→ **Stored records**:
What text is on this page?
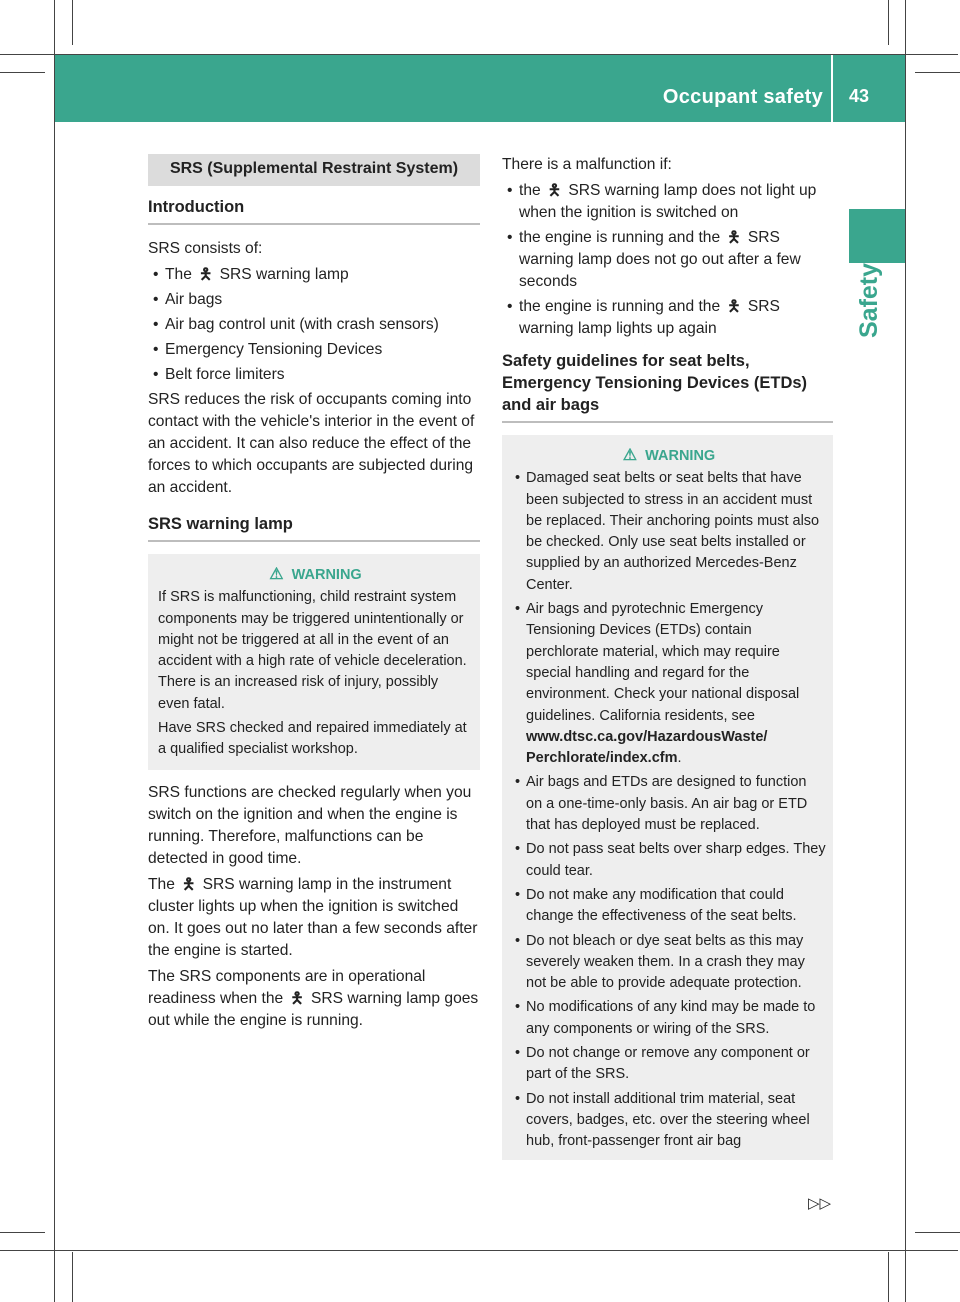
Occupant safety 43
Safety
SRS (Supplemental Restraint System)
Introduction

SRS consists of:

• The 🯅 SRS warning lamp
• Air bags
• Air bag control unit (with crash sensors)
• Emergency Tensioning Devices
• Belt force limiters

SRS reduces the risk of occupants coming into contact with the vehicle's interior in the event of an accident. It can also reduce the effect of the forces to which occupants are subjected during an accident.

SRS warning lamp
⚠ WARNING

If SRS is malfunctioning, child restraint system components may be triggered unintentionally or might not be triggered at all in the event of an accident with a high rate of vehicle deceleration. There is an increased risk of injury, possibly even fatal.

Have SRS checked and repaired immediately at a qualified specialist workshop.

SRS functions are checked regularly when you switch on the ignition and when the engine is running. Therefore, malfunctions can be detected in good time.

The 🯅 SRS warning lamp in the instrument cluster lights up when the ignition is switched on. It goes out no later than a few seconds after the engine is started.

The SRS components are in operational readiness when the 🯅 SRS warning lamp goes out while the engine is running.

There is a malfunction if:

• the 🯅 SRS warning lamp does not light up when the ignition is switched on
• the engine is running and the 🯅 SRS warning lamp does not go out after a few seconds
• the engine is running and the 🯅 SRS warning lamp lights up again
Safety guidelines for seat belts, Emergency Tensioning Devices (ETDs) and air bags
⚠ WARNING
• Damaged seat belts or seat belts that have been subjected to stress in an accident must be replaced. Their anchoring points must also be checked. Only use seat belts installed or supplied by an authorized Mercedes-Benz Center.
• Air bags and pyrotechnic Emergency Tensioning Devices (ETDs) contain perchlorate material, which may require special handling and regard for the environment. Check your national disposal guidelines. California residents, see www.dtsc.ca.gov/HazardousWaste/ Perchlorate/index.cfm.
• Air bags and ETDs are designed to function on a one-time-only basis. An air bag or ETD that has deployed must be replaced.
• Do not pass seat belts over sharp edges. They could tear.
• Do not make any modification that could change the effectiveness of the seat belts.
• Do not bleach or dye seat belts as this may severely weaken them. In a crash they may not be able to provide adequate protection.
• No modifications of any kind may be made to any components or wiring of the SRS.
• Do not change or remove any component or part of the SRS.
• Do not install additional trim material, seat covers, badges, etc. over the steering wheel hub, front-passenger front air bag
▷▷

→ **Set problem**:
Leave out the pictures and print every line of the data exactly.

→ **Answer to the task**:
What text is on this page?
Occupant safety 43
Safety
SRS (Supplemental Restraint System)
Introduction

SRS consists of:

• The 🯅 SRS warning lamp
• Air bags
• Air bag control unit (with crash sensors)
• Emergency Tensioning Devices
• Belt force limiters

SRS reduces the risk of occupants coming into contact with the vehicle's interior in the event of an accident. It can also reduce the effect of the forces to which occupants are subjected during an accident.

SRS warning lamp
⚠ WARNING

If SRS is malfunctioning, child restraint system components may be triggered unintentionally or might not be triggered at all in the event of an accident with a high rate of vehicle deceleration. There is an increased risk of injury, possibly even fatal.

Have SRS checked and repaired immediately at a qualified specialist workshop.

SRS functions are checked regularly when you switch on the ignition and when the engine is running. Therefore, malfunctions can be detected in good time.

The 🯅 SRS warning lamp in the instrument cluster lights up when the ignition is switched on. It goes out no later than a few seconds after the engine is started.

The SRS components are in operational readiness when the 🯅 SRS warning lamp goes out while the engine is running.

There is a malfunction if:

• the 🯅 SRS warning lamp does not light up when the ignition is switched on
• the engine is running and the 🯅 SRS warning lamp does not go out after a few seconds
• the engine is running and the 🯅 SRS warning lamp lights up again
Safety guidelines for seat belts, Emergency Tensioning Devices (ETDs) and air bags
⚠ WARNING
• Damaged seat belts or seat belts that have been subjected to stress in an accident must be replaced. Their anchoring points must also be checked. Only use seat belts installed or supplied by an authorized Mercedes-Benz Center.
• Air bags and pyrotechnic Emergency Tensioning Devices (ETDs) contain perchlorate material, which may require special handling and regard for the environment. Check your national disposal guidelines. California residents, see www.dtsc.ca.gov/HazardousWaste/ Perchlorate/index.cfm.
• Air bags and ETDs are designed to function on a one-time-only basis. An air bag or ETD that has deployed must be replaced.
• Do not pass seat belts over sharp edges. They could tear.
• Do not make any modification that could change the effectiveness of the seat belts.
• Do not bleach or dye seat belts as this may severely weaken them. In a crash they may not be able to provide adequate protection.
• No modifications of any kind may be made to any components or wiring of the SRS.
• Do not change or remove any component or part of the SRS.
• Do not install additional trim material, seat covers, badges, etc. over the steering wheel hub, front-passenger front air bag
▷▷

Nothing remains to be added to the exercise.